### Task material

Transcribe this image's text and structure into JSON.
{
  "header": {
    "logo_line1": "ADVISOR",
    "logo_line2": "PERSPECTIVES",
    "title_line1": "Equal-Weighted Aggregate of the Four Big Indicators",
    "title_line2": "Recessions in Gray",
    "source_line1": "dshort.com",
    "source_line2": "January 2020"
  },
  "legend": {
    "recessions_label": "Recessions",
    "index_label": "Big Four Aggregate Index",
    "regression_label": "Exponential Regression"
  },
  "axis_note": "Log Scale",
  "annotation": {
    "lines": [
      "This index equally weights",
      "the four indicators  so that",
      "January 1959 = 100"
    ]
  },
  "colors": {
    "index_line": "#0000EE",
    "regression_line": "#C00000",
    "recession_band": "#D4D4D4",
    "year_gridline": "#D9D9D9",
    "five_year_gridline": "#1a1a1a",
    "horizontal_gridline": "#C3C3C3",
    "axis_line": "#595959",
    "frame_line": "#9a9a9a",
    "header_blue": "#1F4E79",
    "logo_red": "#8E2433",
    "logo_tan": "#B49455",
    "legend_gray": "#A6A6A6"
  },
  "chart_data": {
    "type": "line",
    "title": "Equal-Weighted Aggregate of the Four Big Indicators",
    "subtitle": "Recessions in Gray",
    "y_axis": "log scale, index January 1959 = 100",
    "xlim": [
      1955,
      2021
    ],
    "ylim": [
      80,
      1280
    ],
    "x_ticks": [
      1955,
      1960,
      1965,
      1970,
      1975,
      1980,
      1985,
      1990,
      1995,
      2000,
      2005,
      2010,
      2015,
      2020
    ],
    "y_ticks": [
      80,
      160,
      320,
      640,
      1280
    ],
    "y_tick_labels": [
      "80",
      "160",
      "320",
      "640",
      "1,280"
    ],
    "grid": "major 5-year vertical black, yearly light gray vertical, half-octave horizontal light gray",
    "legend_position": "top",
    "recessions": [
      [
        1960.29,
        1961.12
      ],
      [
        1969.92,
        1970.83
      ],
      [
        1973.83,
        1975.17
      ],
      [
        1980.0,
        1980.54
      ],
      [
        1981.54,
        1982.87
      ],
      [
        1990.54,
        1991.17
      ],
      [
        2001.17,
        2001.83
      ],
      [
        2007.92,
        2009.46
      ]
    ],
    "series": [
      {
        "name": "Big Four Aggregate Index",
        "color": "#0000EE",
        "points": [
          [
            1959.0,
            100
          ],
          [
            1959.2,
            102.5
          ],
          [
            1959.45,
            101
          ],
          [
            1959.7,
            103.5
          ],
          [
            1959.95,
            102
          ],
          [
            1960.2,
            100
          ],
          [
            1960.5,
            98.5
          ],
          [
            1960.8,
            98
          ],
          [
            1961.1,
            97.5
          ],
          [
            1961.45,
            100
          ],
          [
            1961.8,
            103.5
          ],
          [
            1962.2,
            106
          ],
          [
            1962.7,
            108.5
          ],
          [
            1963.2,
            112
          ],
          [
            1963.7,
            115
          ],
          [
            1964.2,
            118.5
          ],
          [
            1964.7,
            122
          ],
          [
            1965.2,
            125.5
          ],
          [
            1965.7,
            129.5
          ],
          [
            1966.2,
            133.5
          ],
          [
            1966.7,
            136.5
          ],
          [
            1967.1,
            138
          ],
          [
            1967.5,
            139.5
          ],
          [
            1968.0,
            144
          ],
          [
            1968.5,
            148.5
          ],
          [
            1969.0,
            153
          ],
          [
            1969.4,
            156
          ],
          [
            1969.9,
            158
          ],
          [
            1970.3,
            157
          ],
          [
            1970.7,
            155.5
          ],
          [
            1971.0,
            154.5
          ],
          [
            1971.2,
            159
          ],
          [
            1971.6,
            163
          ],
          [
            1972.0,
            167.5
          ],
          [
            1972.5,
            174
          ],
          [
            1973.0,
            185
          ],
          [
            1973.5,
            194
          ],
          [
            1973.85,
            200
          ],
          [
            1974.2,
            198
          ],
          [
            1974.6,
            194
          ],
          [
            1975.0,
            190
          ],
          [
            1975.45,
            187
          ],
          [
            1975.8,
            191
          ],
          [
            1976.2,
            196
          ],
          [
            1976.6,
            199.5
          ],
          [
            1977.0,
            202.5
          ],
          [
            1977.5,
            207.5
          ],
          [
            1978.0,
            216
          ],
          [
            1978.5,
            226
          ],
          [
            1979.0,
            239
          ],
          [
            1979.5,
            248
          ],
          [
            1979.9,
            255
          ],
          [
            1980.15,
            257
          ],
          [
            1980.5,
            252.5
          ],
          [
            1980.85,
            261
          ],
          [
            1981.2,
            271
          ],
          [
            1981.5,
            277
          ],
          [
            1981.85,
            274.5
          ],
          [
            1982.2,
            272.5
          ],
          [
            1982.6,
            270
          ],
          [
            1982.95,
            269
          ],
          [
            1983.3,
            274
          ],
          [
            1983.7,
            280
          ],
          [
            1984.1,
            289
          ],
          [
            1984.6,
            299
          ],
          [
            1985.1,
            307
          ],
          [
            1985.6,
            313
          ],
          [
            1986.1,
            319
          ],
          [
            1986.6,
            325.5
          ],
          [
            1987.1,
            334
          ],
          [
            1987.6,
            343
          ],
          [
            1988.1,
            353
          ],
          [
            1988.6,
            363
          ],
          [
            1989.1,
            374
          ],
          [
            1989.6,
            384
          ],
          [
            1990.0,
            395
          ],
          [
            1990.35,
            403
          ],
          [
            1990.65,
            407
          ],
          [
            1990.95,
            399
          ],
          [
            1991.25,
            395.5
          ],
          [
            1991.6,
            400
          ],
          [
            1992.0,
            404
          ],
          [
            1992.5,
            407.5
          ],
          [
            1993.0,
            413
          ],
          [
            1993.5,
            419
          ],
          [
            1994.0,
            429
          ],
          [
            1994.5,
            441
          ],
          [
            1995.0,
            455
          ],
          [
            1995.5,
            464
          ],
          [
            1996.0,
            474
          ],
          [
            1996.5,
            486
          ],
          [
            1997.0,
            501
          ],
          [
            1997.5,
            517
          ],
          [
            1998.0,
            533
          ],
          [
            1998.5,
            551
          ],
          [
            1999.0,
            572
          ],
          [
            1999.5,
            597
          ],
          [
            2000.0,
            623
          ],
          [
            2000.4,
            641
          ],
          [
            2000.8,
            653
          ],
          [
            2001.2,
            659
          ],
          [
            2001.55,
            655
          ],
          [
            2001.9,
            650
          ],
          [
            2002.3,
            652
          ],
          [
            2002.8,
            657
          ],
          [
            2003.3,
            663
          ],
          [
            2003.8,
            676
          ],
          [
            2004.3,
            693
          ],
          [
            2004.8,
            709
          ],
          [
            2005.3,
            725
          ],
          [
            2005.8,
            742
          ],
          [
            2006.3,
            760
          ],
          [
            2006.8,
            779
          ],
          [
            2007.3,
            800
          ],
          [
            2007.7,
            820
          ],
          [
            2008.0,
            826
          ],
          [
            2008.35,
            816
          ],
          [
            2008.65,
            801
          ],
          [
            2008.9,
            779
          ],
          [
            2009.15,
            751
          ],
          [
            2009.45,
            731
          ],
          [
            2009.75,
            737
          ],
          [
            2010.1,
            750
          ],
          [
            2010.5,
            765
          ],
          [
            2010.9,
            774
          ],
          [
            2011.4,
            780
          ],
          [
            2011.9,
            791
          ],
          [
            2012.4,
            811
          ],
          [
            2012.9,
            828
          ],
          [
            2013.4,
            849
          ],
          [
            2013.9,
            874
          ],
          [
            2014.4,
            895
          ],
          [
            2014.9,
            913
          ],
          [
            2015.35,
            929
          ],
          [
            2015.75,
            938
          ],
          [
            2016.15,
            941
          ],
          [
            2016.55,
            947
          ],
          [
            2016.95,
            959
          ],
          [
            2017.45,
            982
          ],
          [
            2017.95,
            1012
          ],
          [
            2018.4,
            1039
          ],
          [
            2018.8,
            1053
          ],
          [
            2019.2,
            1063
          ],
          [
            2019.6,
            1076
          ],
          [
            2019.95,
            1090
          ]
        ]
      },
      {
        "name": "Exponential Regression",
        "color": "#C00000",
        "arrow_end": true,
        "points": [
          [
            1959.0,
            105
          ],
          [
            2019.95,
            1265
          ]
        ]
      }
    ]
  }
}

### Directions for this task
Scan the listing above for the word "Weighted" and show each line where it is found.

### Exercise answer
    "title_line1": "Equal-Weighted Aggregate of the Four Big Indicators",
    "title": "Equal-Weighted Aggregate of the Four Big Indicators",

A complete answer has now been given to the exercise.